▶ **PROBLEM**: All entries must be extracted exactly, with nothing added or dropped.
----
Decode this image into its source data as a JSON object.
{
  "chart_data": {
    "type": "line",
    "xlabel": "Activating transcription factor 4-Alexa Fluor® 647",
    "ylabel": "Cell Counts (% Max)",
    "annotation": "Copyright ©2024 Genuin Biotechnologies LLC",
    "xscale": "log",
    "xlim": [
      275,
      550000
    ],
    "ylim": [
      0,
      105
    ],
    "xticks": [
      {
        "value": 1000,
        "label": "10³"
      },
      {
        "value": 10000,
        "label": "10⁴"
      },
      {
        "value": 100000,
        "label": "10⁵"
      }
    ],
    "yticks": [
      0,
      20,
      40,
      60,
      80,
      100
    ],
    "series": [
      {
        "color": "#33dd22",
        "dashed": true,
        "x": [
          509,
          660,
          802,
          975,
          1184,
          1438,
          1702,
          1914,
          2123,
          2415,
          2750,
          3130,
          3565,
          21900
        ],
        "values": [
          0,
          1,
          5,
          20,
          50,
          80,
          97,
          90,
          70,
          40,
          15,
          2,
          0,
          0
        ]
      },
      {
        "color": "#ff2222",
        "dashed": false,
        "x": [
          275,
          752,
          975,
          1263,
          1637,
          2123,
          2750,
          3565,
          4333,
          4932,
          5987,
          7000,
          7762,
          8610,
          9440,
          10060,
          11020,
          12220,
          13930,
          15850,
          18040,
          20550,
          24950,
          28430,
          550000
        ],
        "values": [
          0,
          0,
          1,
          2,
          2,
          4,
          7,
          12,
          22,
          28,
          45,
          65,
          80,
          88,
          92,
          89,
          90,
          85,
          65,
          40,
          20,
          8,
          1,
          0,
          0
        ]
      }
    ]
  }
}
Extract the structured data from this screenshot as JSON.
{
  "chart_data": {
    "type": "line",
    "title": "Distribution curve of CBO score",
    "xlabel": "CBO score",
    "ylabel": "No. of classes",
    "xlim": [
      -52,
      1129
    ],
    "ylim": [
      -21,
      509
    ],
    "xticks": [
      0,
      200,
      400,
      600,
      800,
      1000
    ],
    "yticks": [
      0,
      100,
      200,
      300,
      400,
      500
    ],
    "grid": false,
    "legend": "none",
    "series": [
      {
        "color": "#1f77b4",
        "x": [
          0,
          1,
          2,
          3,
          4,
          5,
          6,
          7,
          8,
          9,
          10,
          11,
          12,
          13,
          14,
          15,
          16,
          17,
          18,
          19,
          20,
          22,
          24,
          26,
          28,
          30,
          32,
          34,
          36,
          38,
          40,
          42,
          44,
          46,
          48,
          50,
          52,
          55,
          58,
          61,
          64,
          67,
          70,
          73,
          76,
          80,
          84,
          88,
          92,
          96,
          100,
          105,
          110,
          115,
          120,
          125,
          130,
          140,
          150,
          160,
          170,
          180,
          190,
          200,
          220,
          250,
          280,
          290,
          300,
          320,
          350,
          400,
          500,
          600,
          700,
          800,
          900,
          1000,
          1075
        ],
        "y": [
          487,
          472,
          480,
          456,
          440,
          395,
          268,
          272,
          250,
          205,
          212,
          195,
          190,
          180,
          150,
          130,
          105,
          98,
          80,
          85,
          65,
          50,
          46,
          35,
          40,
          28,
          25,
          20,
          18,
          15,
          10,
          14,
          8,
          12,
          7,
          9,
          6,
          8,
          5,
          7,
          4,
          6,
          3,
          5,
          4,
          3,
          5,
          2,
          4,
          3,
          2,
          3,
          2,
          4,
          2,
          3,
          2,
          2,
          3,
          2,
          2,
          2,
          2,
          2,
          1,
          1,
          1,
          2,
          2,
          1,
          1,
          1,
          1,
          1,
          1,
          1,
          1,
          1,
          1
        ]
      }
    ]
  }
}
----
▶ **FULL RESPONSE**:
Decode this image into its source data as a JSON object.
{
  "chart_data": {
    "type": "line",
    "xlabel": "Activating transcription factor 4-Alexa Fluor® 647",
    "ylabel": "Cell Counts (% Max)",
    "annotation": "Copyright ©2024 Genuin Biotechnologies LLC",
    "xscale": "log",
    "xlim": [
      275,
      550000
    ],
    "ylim": [
      0,
      105
    ],
    "xticks": [
      {
        "value": 1000,
        "label": "10³"
      },
      {
        "value": 10000,
        "label": "10⁴"
      },
      {
        "value": 100000,
        "label": "10⁵"
      }
    ],
    "yticks": [
      0,
      20,
      40,
      60,
      80,
      100
    ],
    "series": [
      {
        "color": "#33dd22",
        "dashed": true,
        "x": [
          509,
          660,
          802,
          975,
          1184,
          1438,
          1702,
          1914,
          2123,
          2415,
          2750,
          3130,
          3565,
          21900
        ],
        "values": [
          0,
          1,
          5,
          20,
          50,
          80,
          97,
          90,
          70,
          40,
          15,
          2,
          0,
          0
        ]
      },
      {
        "color": "#ff2222",
        "dashed": false,
        "x": [
          275,
          752,
          975,
          1263,
          1637,
          2123,
          2750,
          3565,
          4333,
          4932,
          5987,
          7000,
          7762,
          8610,
          9440,
          10060,
          11020,
          12220,
          13930,
          15850,
          18040,
          20550,
          24950,
          28430,
          550000
        ],
        "values": [
          0,
          0,
          1,
          2,
          2,
          4,
          7,
          12,
          22,
          28,
          45,
          65,
          80,
          88,
          92,
          89,
          90,
          85,
          65,
          40,
          20,
          8,
          1,
          0,
          0
        ]
      }
    ]
  }
}
Extract the structured data from this screenshot as JSON.
{
  "chart_data": {
    "type": "line",
    "title": "Distribution curve of CBO score",
    "xlabel": "CBO score",
    "ylabel": "No. of classes",
    "xlim": [
      -52,
      1129
    ],
    "ylim": [
      -21,
      509
    ],
    "xticks": [
      0,
      200,
      400,
      600,
      800,
      1000
    ],
    "yticks": [
      0,
      100,
      200,
      300,
      400,
      500
    ],
    "grid": false,
    "legend": "none",
    "series": [
      {
        "color": "#1f77b4",
        "x": [
          0,
          1,
          2,
          3,
          4,
          5,
          6,
          7,
          8,
          9,
          10,
          11,
          12,
          13,
          14,
          15,
          16,
          17,
          18,
          19,
          20,
          22,
          24,
          26,
          28,
          30,
          32,
          34,
          36,
          38,
          40,
          42,
          44,
          46,
          48,
          50,
          52,
          55,
          58,
          61,
          64,
          67,
          70,
          73,
          76,
          80,
          84,
          88,
          92,
          96,
          100,
          105,
          110,
          115,
          120,
          125,
          130,
          140,
          150,
          160,
          170,
          180,
          190,
          200,
          220,
          250,
          280,
          290,
          300,
          320,
          350,
          400,
          500,
          600,
          700,
          800,
          900,
          1000,
          1075
        ],
        "y": [
          487,
          472,
          480,
          456,
          440,
          395,
          268,
          272,
          250,
          205,
          212,
          195,
          190,
          180,
          150,
          130,
          105,
          98,
          80,
          85,
          65,
          50,
          46,
          35,
          40,
          28,
          25,
          20,
          18,
          15,
          10,
          14,
          8,
          12,
          7,
          9,
          6,
          8,
          5,
          7,
          4,
          6,
          3,
          5,
          4,
          3,
          5,
          2,
          4,
          3,
          2,
          3,
          2,
          4,
          2,
          3,
          2,
          2,
          3,
          2,
          2,
          2,
          2,
          2,
          1,
          1,
          1,
          2,
          2,
          1,
          1,
          1,
          1,
          1,
          1,
          1,
          1,
          1,
          1
        ]
      }
    ]
  }
}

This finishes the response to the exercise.